PAGE EXCERPT –
================================
2014

Chronicle Nr. 1

Breaking the category

Phd student Vanja Mosbach wants us to reflect over how we use categories in the research about religion - and how categorization in itself can shape a category like Muslims.

As Nadia Jeldtoft and Jørgen S. Nielsen point out in their recent anthology on methods in the study of Muslim minorities, it is interesting to look back at how social science research on immigration first began to divide migration groups in the 1980s by religion once these populations had grown to the extent that their ethnic and national origin no longer served to make them analytically manageable.

However, this seemingly practical shift towards categorizing groups in alignment with their real or alleged religious identity among scholars, unfolded at the same time as the public debate started to take a narrative turn that put the revival of religion in the limelight. Among many things, this elicits the reciprocal relation between research, the public debate and to put it simply, but philosophically problematic, the empirical world.

For the majority of researchers engaged in qualitative research, there is of course nothing new or alien about recognizing that the surrounding political and societal discourses along our philosophical stands, epistemological assumptions and theoretical frameworks, influence how we categorize, interpret and explain our material. But considering the politicized landscape within which the presence of Muslims in Europe is negotiated, it is crucial to be reminded that this process is not politically neutral and that politics can be more enmeshed in epistemologies than in conclusions.

In academic studies within the field, it is often taken for granted that the variables mentioned above shape the interpretations surrounding Muslim life. But the point that they also shape and are shaped by the process of categorization - the precondition for the interpretations and explanations made – is discussed only marginally.
================================
DATASET ENTRIES –
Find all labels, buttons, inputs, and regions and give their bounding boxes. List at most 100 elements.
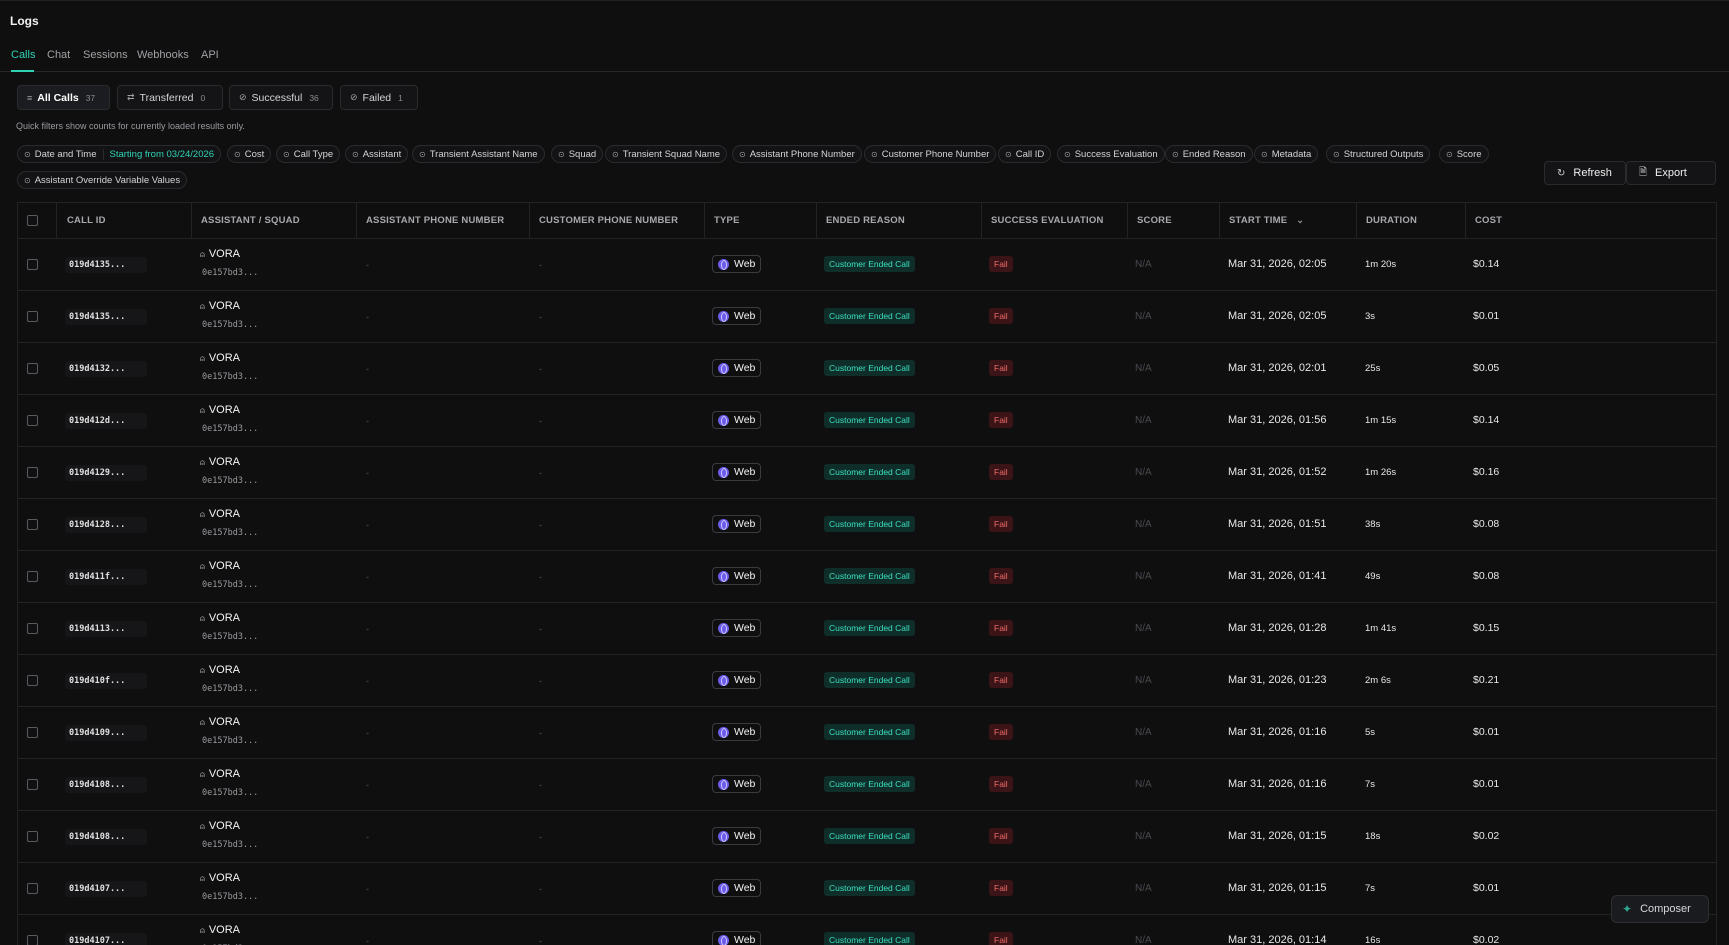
table-row[interactable]: 019d411f... ⍝ VORA 0e157bd3... - - Web Customer… <box>18 551 1716 603</box>
call-id-cell[interactable]: 019d4107... <box>65 933 147 945</box>
filter-chip-ended-reason[interactable]: ⊙ Ended Reason <box>1165 145 1253 163</box>
call-id-cell[interactable]: 019d411f... <box>65 569 147 585</box>
assistant-name-cell[interactable]: ⍝ VORA <box>200 300 240 312</box>
sparkle-icon: ✦ <box>1622 902 1633 916</box>
call-id-cell[interactable]: 019d4107... <box>65 881 147 897</box>
table-row[interactable]: 019d4135... ⍝ VORA 0e157bd3... - - Web Customer… <box>18 239 1716 291</box>
assistant-name-cell[interactable]: ⍝ VORA <box>200 820 240 832</box>
filter-chip-assistant-phone-number[interactable]: ⊙ Assistant Phone Number <box>732 145 862 163</box>
row-checkbox[interactable] <box>27 675 38 686</box>
table-row[interactable]: 019d4107...⍝VORA0e157bd3...--WebCustomer… <box>18 863 1716 915</box>
assistant-name-cell[interactable]: ⍝ VORA <box>200 872 240 884</box>
col-start-time-wrap[interactable]: START TIME ⌄ <box>1219 203 1356 239</box>
call-id-cell[interactable]: 019d4135... <box>65 309 147 325</box>
table-row[interactable]: 019d4129... ⍝ VORA 0e157bd3... - - Web Customer… <box>18 447 1716 499</box>
tab-chat[interactable]: Chat <box>47 49 70 61</box>
col-ended-reason[interactable]: ENDED REASON <box>816 203 981 239</box>
filter-chip-structured-outputs[interactable]: ⊙ Structured Outputs <box>1326 145 1431 163</box>
col-customer-phone-number[interactable]: CUSTOMER PHONE NUMBER <box>529 203 704 239</box>
row-checkbox[interactable] <box>27 467 38 478</box>
table-row[interactable]: 019d412d... ⍝ VORA 0e157bd3... - - Web Customer… <box>18 395 1716 447</box>
filter-chip-transient-assistant-name[interactable]: ⊙ Transient Assistant Name <box>412 145 545 163</box>
filter-chip-assistant[interactable]: ⊙ Assistant <box>345 145 409 163</box>
assistant-name-cell[interactable]: ⍝ VORA <box>200 716 240 728</box>
assistant-name-cell[interactable]: ⍝ VORA <box>200 352 240 364</box>
select-all-checkbox[interactable] <box>27 215 38 226</box>
filter-chip-squad[interactable]: ⊙ Squad <box>551 145 604 163</box>
table-row[interactable]: 019d4128... ⍝ VORA 0e157bd3... - - Web Customer… <box>18 499 1716 551</box>
successful-filter-button[interactable]: ⊘ Successful 36 <box>229 85 333 110</box>
assistant-name-cell[interactable]: ⍝ VORA <box>200 612 240 624</box>
tab-sessions[interactable]: Sessions <box>83 49 128 61</box>
row-checkbox[interactable] <box>27 779 38 790</box>
failed-filter-button[interactable]: ⊘ Failed 1 <box>340 85 418 110</box>
call-id-cell[interactable]: 019d4113... <box>65 621 147 637</box>
col-assistant-phone-number[interactable]: ASSISTANT PHONE NUMBER <box>356 203 529 239</box>
filter-chip-metadata[interactable]: ⊙ Metadata <box>1254 145 1319 163</box>
refresh-button[interactable]: ↻ Refresh <box>1544 161 1626 185</box>
sort-desc-icon[interactable]: ⌄ <box>1296 215 1304 226</box>
filter-chip-score[interactable]: ⊙ Score <box>1439 145 1489 163</box>
col-duration[interactable]: DURATION <box>1356 203 1465 239</box>
call-id-cell[interactable]: 019d4129... <box>65 465 147 481</box>
table-row[interactable]: 019d4132... ⍝ VORA 0e157bd3... - - Web Customer… <box>18 343 1716 395</box>
tab-api[interactable]: API <box>201 49 219 61</box>
table-row[interactable]: 019d4107...⍝VORA0e157bd3...--WebCustomer… <box>18 915 1716 945</box>
filter-chip-call-type[interactable]: ⊙ Call Type <box>276 145 341 163</box>
assistant-name-cell[interactable]: ⍝ VORA <box>200 508 240 520</box>
row-checkbox[interactable] <box>27 415 38 426</box>
filter-chip-transient-squad-name[interactable]: ⊙ Transient Squad Name <box>605 145 728 163</box>
row-checkbox[interactable] <box>27 311 38 322</box>
call-id-cell[interactable]: 019d4108... <box>65 777 147 793</box>
table-row[interactable]: 019d4108... ⍝ VORA 0e157bd3... - - Web Customer… <box>18 811 1716 863</box>
assistant-name-cell[interactable]: ⍝ VORA <box>200 248 240 260</box>
row-checkbox[interactable] <box>27 883 38 894</box>
row-checkbox[interactable] <box>27 259 38 270</box>
filter-chip-customer-phone-number[interactable]: ⊙ Customer Phone Number <box>864 145 997 163</box>
call-id-cell[interactable]: 019d412d... <box>65 413 147 429</box>
cost-cell: $0.01 <box>1473 882 1500 894</box>
assistant-name-cell[interactable]: ⍝ VORA <box>200 664 240 676</box>
all-calls-filter-button[interactable]: ≡ All Calls 37 <box>17 85 110 110</box>
composer-button[interactable]: ✦ Composer <box>1611 895 1709 923</box>
call-id-cell[interactable]: 019d4135... <box>65 257 147 273</box>
table-row[interactable]: 019d4108... ⍝ VORA 0e157bd3... - - Web Customer… <box>18 759 1716 811</box>
call-id-cell[interactable]: 019d410f... <box>65 673 147 689</box>
export-button[interactable]: 🗎 Export <box>1626 161 1716 185</box>
call-id-cell[interactable]: 019d4108... <box>65 829 147 845</box>
call-id-cell[interactable]: 019d4128... <box>65 517 147 533</box>
col-cost[interactable]: COST <box>1465 203 1716 239</box>
assistant-name-cell[interactable]: ⍝ VORA <box>200 456 240 468</box>
transferred-filter-button[interactable]: ⇄ Transferred 0 <box>117 85 223 110</box>
call-id-cell[interactable]: 019d4132... <box>65 361 147 377</box>
filter-chip-cost[interactable]: ⊙ Cost <box>227 145 272 163</box>
call-id-cell[interactable]: 019d4109... <box>65 725 147 741</box>
assistant-name-cell[interactable]: ⍝ VORA <box>200 560 240 572</box>
tab-calls[interactable]: Calls <box>11 49 35 61</box>
assistant-name-cell[interactable]: ⍝ VORA <box>200 924 240 936</box>
filter-chip-date-time[interactable]: ⊙ Date and Time Starting from 03/24/2026 <box>17 145 222 163</box>
table-row[interactable]: 019d4109... ⍝ VORA 0e157bd3... - - Web Customer… <box>18 707 1716 759</box>
row-checkbox[interactable] <box>27 935 38 945</box>
assistant-name-cell[interactable]: ⍝ VORA <box>200 768 240 780</box>
table-row[interactable]: 019d4113... ⍝ VORA 0e157bd3... - - Web Customer… <box>18 603 1716 655</box>
filter-chip-success-evaluation[interactable]: ⊙ Success Evaluation <box>1057 145 1165 163</box>
tab-webhooks[interactable]: Webhooks <box>137 49 189 61</box>
row-checkbox[interactable] <box>27 623 38 634</box>
table-row[interactable]: 019d410f... ⍝ VORA 0e157bd3... - - Web Customer… <box>18 655 1716 707</box>
col-assistant-squad[interactable]: ASSISTANT / SQUAD <box>191 203 356 239</box>
col-success-evaluation[interactable]: SUCCESS EVALUATION <box>981 203 1127 239</box>
row-checkbox[interactable] <box>27 363 38 374</box>
col-score[interactable]: SCORE <box>1127 203 1219 239</box>
table-row[interactable]: 019d4135... ⍝ VORA 0e157bd3... - - Web Customer… <box>18 291 1716 343</box>
row-checkbox[interactable] <box>27 831 38 842</box>
row-checkbox[interactable] <box>27 519 38 530</box>
row-checkbox[interactable] <box>27 571 38 582</box>
row-checkbox[interactable] <box>27 727 38 738</box>
filter-chip-assistant-override-variable-values[interactable]: ⊙ Assistant Override Variable Values <box>17 171 188 189</box>
assistant-name-cell[interactable]: ⍝ VORA <box>200 404 240 416</box>
col-call-id[interactable]: CALL ID <box>56 203 191 239</box>
success-evaluation-badge: Fail <box>989 516 1013 532</box>
col-type[interactable]: TYPE <box>704 203 816 239</box>
filter-chip-call-id[interactable]: ⊙ Call ID <box>998 145 1052 163</box>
================================
PARTS OF THE EXERCISE –
A) Answer these from the "Breaking the category" chronicle:
(i) Who is named as wanting readers to reflect on how categories are used in research about religion?
(ii) In which decade did social science research on immigration first begin to divide migration groups by religion?
(iii) What does the chronicle say politics can be more enmeshed in than conclusions?
B) Quote the "Breaking the category" chronicle word for word, from "As Nadia Jeldtoft" up to and including "them analytically manageable.".

OUTPUTS IN ORDER –
A)
(i) Vanja Mosbach, a PhD student
(ii) The 1980s
(iii) Epistemologies

B)
As Nadia Jeldtoft and Jørgen S. Nielsen point out in their recent anthology on methods in the study of Muslim minorities, it is interesting to look back at how social science research on immigration first began to divide migration groups in the 1980s by religion once these populations had grown to the extent that their ethnic and national origin no longer served to make them analytically manageable.